*STUDY TEXT*
A: Sure. So when we’re talking about supplements, like I said, I think I mentioned it earlier, and it would be the GI Lining Powder of ours, would be the best option out there for a couple reasons: 1) it’s giving you over 2 grams of L-glutamine, which is going to replete deficiency trends, but it delivers it in the presence of also aloe vera and DGL so aloe vera gives us this oopy goopy mucilaginous coating and delivery that just like if you’ve used aloe after a sunburn topically, it is very anti inflammatory and very goopy, that’s the best way I can put it so it slowly delivers the glutamine along to the enterocytes or the gut cells that are just hungry to eat it up. And then the DGL in there helps to repair ulcerations or actual tissue damage, so it is called GI Lining Powder for that reason that it’s targeted in repairing leaky gut and I will say probably everyone of you listening has some level of leaky gut. Whether it’s been diagnosed or not, all of us are at risk for it because of the consumption of things like chlorine in our tap water and so many things that work on distressing our gut, including mental stress so the GI Lining Powder is my favorite recommendation and the nice thing is the DGL in there the deglycerized licorice, it provides a natural sweetness so it can really help with the sugar cravings delivery and help to support metabolic balance in the body so it has a really nice flavor profile. I actually just put a scoop under my tongue at bed and then just follow with water and it’s kind of my ritual and I actually blend by Relax and Regulate with my GI Lining Powder at bed and that’s just my evening ritual before I take my probiotics.


B: Sounds like we have the same evening ritual, I’m not surprised.


A: Yeah.


B: Now, I do want to address something we spoke to a little bit earlier in terms of using glutamine in, well I guess we didn’t mention cancer care, but we mentioned perpendency to feed things in the body or that it might have an influence like glucose, but let’s talk about glutamine and cancer care. There’s a lot of misinformation out there, a lot of controversy on whether glutamine can drive cancer cell growth so is this true? What are your thoughts on this?


A: Yes. So one big thing – I just sneezed- maybe I need some vitamin C.


B: Bless you.


A: Thank you. I’ll acknowledge that. Yeah so I for a while even honestly when I first, again, I dove into ortho molecular and the use of nutritional supplements for management of symptoms and disease states back in 2008, and when I first learned about glutamine, it was predominantly focused on inflammatory bowel disease and that was, I think, before my awareness – before the term “leaky gut” was coined. We had talked about intestinal enteropathy which is still the medical jargon for leaky gut but that was before leaky gut was leaky gut, you know? And so I knew about it as a tool for sure for intestinal health and gut health and immunological health, but there were some studies, like I mentioned, with the blood sugar confusion that showed that glutamine can be metabolised into glucose, which is true.


Glutamine can be metabolised into a couple different things. It can be metabolized into blood sugar. It can be metabolised into GABA, as I mentioned, which is that neuro inhibitory, relaxing compound, and it can be metabolised into glucosamine to help with joint function. It can be metabolized into glutathione to help as an antioxidant so it can be very choose your own adventure. But the focus on it converting into glucose drove a lot of concern in research that was done with rats on cancer cells in super super hgh dose which is done all the time to freak people out and I just am saying this now because I’ve had patients recently email me, have you heard about, Becki, the asparagus study?

*PROVIDED MATERIAL*

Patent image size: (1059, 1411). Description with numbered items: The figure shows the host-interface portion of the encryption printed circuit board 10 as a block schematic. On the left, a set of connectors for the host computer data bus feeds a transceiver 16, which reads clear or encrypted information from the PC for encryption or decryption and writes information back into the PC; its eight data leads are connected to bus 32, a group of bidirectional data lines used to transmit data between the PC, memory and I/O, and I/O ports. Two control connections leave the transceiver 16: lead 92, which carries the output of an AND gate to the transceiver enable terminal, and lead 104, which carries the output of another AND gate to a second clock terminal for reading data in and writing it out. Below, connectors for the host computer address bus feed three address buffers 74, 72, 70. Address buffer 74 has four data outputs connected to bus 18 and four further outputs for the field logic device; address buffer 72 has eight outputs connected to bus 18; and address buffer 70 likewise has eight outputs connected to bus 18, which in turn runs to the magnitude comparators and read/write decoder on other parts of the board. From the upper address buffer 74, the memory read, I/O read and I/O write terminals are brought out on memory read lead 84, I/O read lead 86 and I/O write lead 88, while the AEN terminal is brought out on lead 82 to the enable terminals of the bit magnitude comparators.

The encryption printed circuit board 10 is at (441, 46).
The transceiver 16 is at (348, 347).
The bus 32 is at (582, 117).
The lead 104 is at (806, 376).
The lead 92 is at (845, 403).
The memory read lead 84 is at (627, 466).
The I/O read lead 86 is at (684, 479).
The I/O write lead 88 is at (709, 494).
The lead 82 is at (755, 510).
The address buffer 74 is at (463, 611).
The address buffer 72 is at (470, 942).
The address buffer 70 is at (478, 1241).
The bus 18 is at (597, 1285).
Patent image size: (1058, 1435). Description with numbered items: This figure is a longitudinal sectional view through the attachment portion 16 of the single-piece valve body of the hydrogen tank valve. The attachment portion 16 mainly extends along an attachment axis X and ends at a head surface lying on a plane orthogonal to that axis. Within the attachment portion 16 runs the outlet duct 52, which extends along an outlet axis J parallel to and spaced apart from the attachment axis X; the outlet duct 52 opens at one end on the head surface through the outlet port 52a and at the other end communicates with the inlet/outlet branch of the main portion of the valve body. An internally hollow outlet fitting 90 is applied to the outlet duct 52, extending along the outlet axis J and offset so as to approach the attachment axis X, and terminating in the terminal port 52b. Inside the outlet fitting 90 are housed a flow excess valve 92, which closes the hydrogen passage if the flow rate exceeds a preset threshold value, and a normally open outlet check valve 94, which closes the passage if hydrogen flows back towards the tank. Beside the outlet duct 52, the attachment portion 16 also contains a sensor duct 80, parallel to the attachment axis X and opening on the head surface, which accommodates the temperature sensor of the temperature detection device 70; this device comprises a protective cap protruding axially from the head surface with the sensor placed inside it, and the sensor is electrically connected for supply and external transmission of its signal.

*TASK DIRECTIONS*
Return the passage of the glutamine interview starting with "A: Thank you." and going on through "which is true.", copied word for word. The lines are separate material, apart from the text.

*RESPONSE TO THIS EXERCISE*
A: Thank you. I’ll acknowledge that. Yeah so I for a while even honestly when I first, again, I dove into ortho molecular and the use of nutritional supplements for management of symptoms and disease states back in 2008, and when I first learned about glutamine, it was predominantly focused on inflammatory bowel disease and that was, I think, before my awareness – before the term “leaky gut” was coined. We had talked about intestinal enteropathy which is still the medical jargon for leaky gut but that was before leaky gut was leaky gut, you know? And so I knew about it as a tool for sure for intestinal health and gut health and immunological health, but there were some studies, like I mentioned, with the blood sugar confusion that showed that glutamine can be metabolised into glucose, which is true.